(Stored entries)
● ● ● ● ●

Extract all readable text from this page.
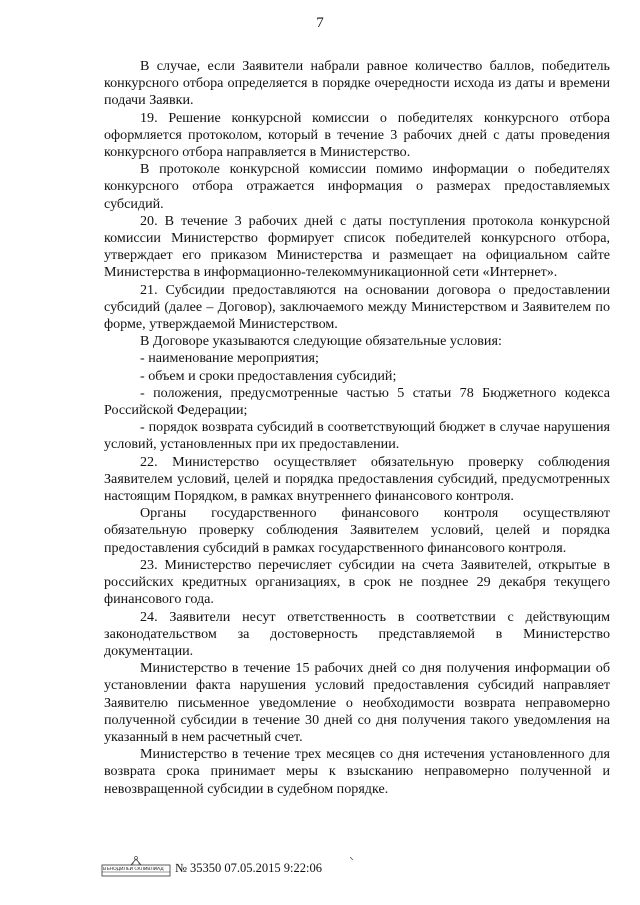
7

В случае, если Заявители набрали равное количество баллов, победитель конкурсного отбора определяется в порядке очередности исхода из даты и времени подачи Заявки.

19. Решение конкурсной комиссии о победителях конкурсного отбора оформляется протоколом, который в течение 3 рабочих дней с даты проведения конкурсного отбора направляется в Министерство.

В протоколе конкурсной комиссии помимо информации о победителях конкурсного отбора отражается информация о размерах предоставляемых субсидий.

20. В течение 3 рабочих дней с даты поступления протокола конкурсной комиссии Министерство формирует список победителей конкурсного отбора, утверждает его приказом Министерства и размещает на официальном сайте Министерства в информационно-телекоммуникационной сети «Интернет».

21. Субсидии предоставляются на основании договора о предоставлении субсидий (далее – Договор), заключаемого между Министерством и Заявителем по форме, утверждаемой Министерством.

В Договоре указываются следующие обязательные условия:

- наименование мероприятия;

- объем и сроки предоставления субсидий;

- положения, предусмотренные частью 5 статьи 78 Бюджетного кодекса Российской Федерации;

- порядок возврата субсидий в соответствующий бюджет в случае нарушения условий, установленных при их предоставлении.

22. Министерство осуществляет обязательную проверку соблюдения Заявителем условий, целей и порядка предоставления субсидий, предусмотренных настоящим Порядком, в рамках внутреннего финансового контроля.

Органы государственного финансового контроля осуществляют обязательную проверку соблюдения Заявителем условий, целей и порядка предоставления субсидий в рамках государственного финансового контроля.

23. Министерство перечисляет субсидии на счета Заявителей, открытые в российских кредитных организациях, в срок не позднее 29 декабря текущего финансового года.

24. Заявители несут ответственность в соответствии с действующим законодательством за достоверность представляемой в Министерство документации.

Министерство в течение 15 рабочих дней со дня получения информации об установлении факта нарушения условий предоставления субсидий направляет Заявителю письменное уведомление о необходимости возврата неправомерно полученной субсидии в течение 30 дней со дня получения такого уведомления на указанный в нем расчетный счет.

Министерство в течение трех месяцев со дня истечения установленного для возврата срока принимает меры к взысканию неправомерно полученной и невозвращенной субсидии в судебном порядке.

ВЪНОДИЛЕЙ СКЛИВЛИАД № 35350 07.05.2015 9:22:06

● ● ● ● ●

◆ REQUIREMENT ◆
The records above must be transcribed exactly. Pictures are left out of the copy.

◆ WRITTEN SOLUTION ◆
Extract all readable text from this page.
7

В случае, если Заявители набрали равное количество баллов, победитель конкурсного отбора определяется в порядке очередности исхода из даты и времени подачи Заявки.

19. Решение конкурсной комиссии о победителях конкурсного отбора оформляется протоколом, который в течение 3 рабочих дней с даты проведения конкурсного отбора направляется в Министерство.

В протоколе конкурсной комиссии помимо информации о победителях конкурсного отбора отражается информация о размерах предоставляемых субсидий.

20. В течение 3 рабочих дней с даты поступления протокола конкурсной комиссии Министерство формирует список победителей конкурсного отбора, утверждает его приказом Министерства и размещает на официальном сайте Министерства в информационно-телекоммуникационной сети «Интернет».

21. Субсидии предоставляются на основании договора о предоставлении субсидий (далее – Договор), заключаемого между Министерством и Заявителем по форме, утверждаемой Министерством.

В Договоре указываются следующие обязательные условия:

- наименование мероприятия;

- объем и сроки предоставления субсидий;

- положения, предусмотренные частью 5 статьи 78 Бюджетного кодекса Российской Федерации;

- порядок возврата субсидий в соответствующий бюджет в случае нарушения условий, установленных при их предоставлении.

22. Министерство осуществляет обязательную проверку соблюдения Заявителем условий, целей и порядка предоставления субсидий, предусмотренных настоящим Порядком, в рамках внутреннего финансового контроля.

Органы государственного финансового контроля осуществляют обязательную проверку соблюдения Заявителем условий, целей и порядка предоставления субсидий в рамках государственного финансового контроля.

23. Министерство перечисляет субсидии на счета Заявителей, открытые в российских кредитных организациях, в срок не позднее 29 декабря текущего финансового года.

24. Заявители несут ответственность в соответствии с действующим законодательством за достоверность представляемой в Министерство документации.

Министерство в течение 15 рабочих дней со дня получения информации об установлении факта нарушения условий предоставления субсидий направляет Заявителю письменное уведомление о необходимости возврата неправомерно полученной субсидии в течение 30 дней со дня получения такого уведомления на указанный в нем расчетный счет.

Министерство в течение трех месяцев со дня истечения установленного для возврата срока принимает меры к взысканию неправомерно полученной и невозвращенной субсидии в судебном порядке.

ВЪНОДИЛЕЙ СКЛИВЛИАД № 35350 07.05.2015 9:22:06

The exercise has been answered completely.